● Requirements
Write the material out again, line by line, exactly as it is.

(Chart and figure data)
════

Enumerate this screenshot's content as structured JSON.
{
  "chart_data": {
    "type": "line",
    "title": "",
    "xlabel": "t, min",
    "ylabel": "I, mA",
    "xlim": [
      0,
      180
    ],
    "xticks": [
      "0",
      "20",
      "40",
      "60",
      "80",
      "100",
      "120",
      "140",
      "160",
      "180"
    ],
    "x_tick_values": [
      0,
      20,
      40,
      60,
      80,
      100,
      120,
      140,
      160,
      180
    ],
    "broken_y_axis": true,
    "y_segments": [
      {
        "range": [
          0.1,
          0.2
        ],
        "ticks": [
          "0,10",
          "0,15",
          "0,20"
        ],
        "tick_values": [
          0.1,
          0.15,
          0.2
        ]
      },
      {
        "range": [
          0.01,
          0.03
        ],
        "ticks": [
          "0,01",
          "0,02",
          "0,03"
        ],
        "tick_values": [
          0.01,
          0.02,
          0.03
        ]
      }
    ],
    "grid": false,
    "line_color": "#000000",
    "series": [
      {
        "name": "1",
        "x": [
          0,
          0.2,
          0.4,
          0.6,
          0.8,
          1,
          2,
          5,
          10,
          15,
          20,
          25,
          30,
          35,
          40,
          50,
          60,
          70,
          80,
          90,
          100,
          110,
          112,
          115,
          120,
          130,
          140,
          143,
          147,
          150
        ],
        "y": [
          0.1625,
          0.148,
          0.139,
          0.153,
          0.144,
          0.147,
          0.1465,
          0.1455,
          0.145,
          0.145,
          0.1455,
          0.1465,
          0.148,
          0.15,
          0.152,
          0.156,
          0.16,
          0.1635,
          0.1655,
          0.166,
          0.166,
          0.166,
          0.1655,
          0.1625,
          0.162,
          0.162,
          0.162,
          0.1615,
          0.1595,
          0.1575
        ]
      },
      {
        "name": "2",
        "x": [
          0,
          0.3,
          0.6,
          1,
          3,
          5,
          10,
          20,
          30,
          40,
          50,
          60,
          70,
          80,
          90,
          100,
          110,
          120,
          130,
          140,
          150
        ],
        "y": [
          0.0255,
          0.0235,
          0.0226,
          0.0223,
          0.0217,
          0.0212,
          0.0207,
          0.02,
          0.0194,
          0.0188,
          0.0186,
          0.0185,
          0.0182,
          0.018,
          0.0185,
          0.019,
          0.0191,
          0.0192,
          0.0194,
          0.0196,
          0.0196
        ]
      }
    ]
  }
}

════

● Written response
Enumerate this screenshot's content as structured JSON.
{
  "chart_data": {
    "type": "line",
    "title": "",
    "xlabel": "t, min",
    "ylabel": "I, mA",
    "xlim": [
      0,
      180
    ],
    "xticks": [
      "0",
      "20",
      "40",
      "60",
      "80",
      "100",
      "120",
      "140",
      "160",
      "180"
    ],
    "x_tick_values": [
      0,
      20,
      40,
      60,
      80,
      100,
      120,
      140,
      160,
      180
    ],
    "broken_y_axis": true,
    "y_segments": [
      {
        "range": [
          0.1,
          0.2
        ],
        "ticks": [
          "0,10",
          "0,15",
          "0,20"
        ],
        "tick_values": [
          0.1,
          0.15,
          0.2
        ]
      },
      {
        "range": [
          0.01,
          0.03
        ],
        "ticks": [
          "0,01",
          "0,02",
          "0,03"
        ],
        "tick_values": [
          0.01,
          0.02,
          0.03
        ]
      }
    ],
    "grid": false,
    "line_color": "#000000",
    "series": [
      {
        "name": "1",
        "x": [
          0,
          0.2,
          0.4,
          0.6,
          0.8,
          1,
          2,
          5,
          10,
          15,
          20,
          25,
          30,
          35,
          40,
          50,
          60,
          70,
          80,
          90,
          100,
          110,
          112,
          115,
          120,
          130,
          140,
          143,
          147,
          150
        ],
        "y": [
          0.1625,
          0.148,
          0.139,
          0.153,
          0.144,
          0.147,
          0.1465,
          0.1455,
          0.145,
          0.145,
          0.1455,
          0.1465,
          0.148,
          0.15,
          0.152,
          0.156,
          0.16,
          0.1635,
          0.1655,
          0.166,
          0.166,
          0.166,
          0.1655,
          0.1625,
          0.162,
          0.162,
          0.162,
          0.1615,
          0.1595,
          0.1575
        ]
      },
      {
        "name": "2",
        "x": [
          0,
          0.3,
          0.6,
          1,
          3,
          5,
          10,
          20,
          30,
          40,
          50,
          60,
          70,
          80,
          90,
          100,
          110,
          120,
          130,
          140,
          150
        ],
        "y": [
          0.0255,
          0.0235,
          0.0226,
          0.0223,
          0.0217,
          0.0212,
          0.0207,
          0.02,
          0.0194,
          0.0188,
          0.0186,
          0.0185,
          0.0182,
          0.018,
          0.0185,
          0.019,
          0.0191,
          0.0192,
          0.0194,
          0.0196,
          0.0196
        ]
      }
    ]
  }
}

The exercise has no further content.